Skip every image and restate the data word for word.

== Stored data

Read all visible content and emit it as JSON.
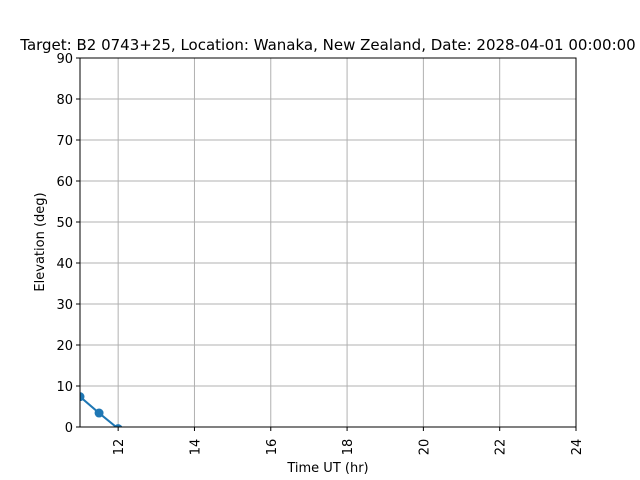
{
  "chart_data": {
    "type": "line",
    "title": "Target: B2 0743+25,  Location: Wanaka, New Zealand, Date: 2028-04-01 00:00:00",
    "xlabel": "Time UT (hr)",
    "ylabel": "Elevation (deg)",
    "xlim": [
      11,
      24
    ],
    "ylim": [
      0,
      90
    ],
    "xticks": [
      "12",
      "14",
      "16",
      "18",
      "20",
      "22",
      "24"
    ],
    "yticks": [
      "0",
      "10",
      "20",
      "30",
      "40",
      "50",
      "60",
      "70",
      "80",
      "90"
    ],
    "grid": true,
    "series": [
      {
        "color": "#1f77b4",
        "x": [
          11.0,
          11.5,
          12.0
        ],
        "y": [
          7.4,
          3.4,
          -0.4
        ]
      }
    ]
  }
}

====

Answer for the task |
Read all visible content and emit it as JSON.
{
  "chart_data": {
    "type": "line",
    "title": "Target: B2 0743+25,  Location: Wanaka, New Zealand, Date: 2028-04-01 00:00:00",
    "xlabel": "Time UT (hr)",
    "ylabel": "Elevation (deg)",
    "xlim": [
      11,
      24
    ],
    "ylim": [
      0,
      90
    ],
    "xticks": [
      "12",
      "14",
      "16",
      "18",
      "20",
      "22",
      "24"
    ],
    "yticks": [
      "0",
      "10",
      "20",
      "30",
      "40",
      "50",
      "60",
      "70",
      "80",
      "90"
    ],
    "grid": true,
    "series": [
      {
        "color": "#1f77b4",
        "x": [
          11.0,
          11.5,
          12.0
        ],
        "y": [
          7.4,
          3.4,
          -0.4
        ]
      }
    ]
  }
}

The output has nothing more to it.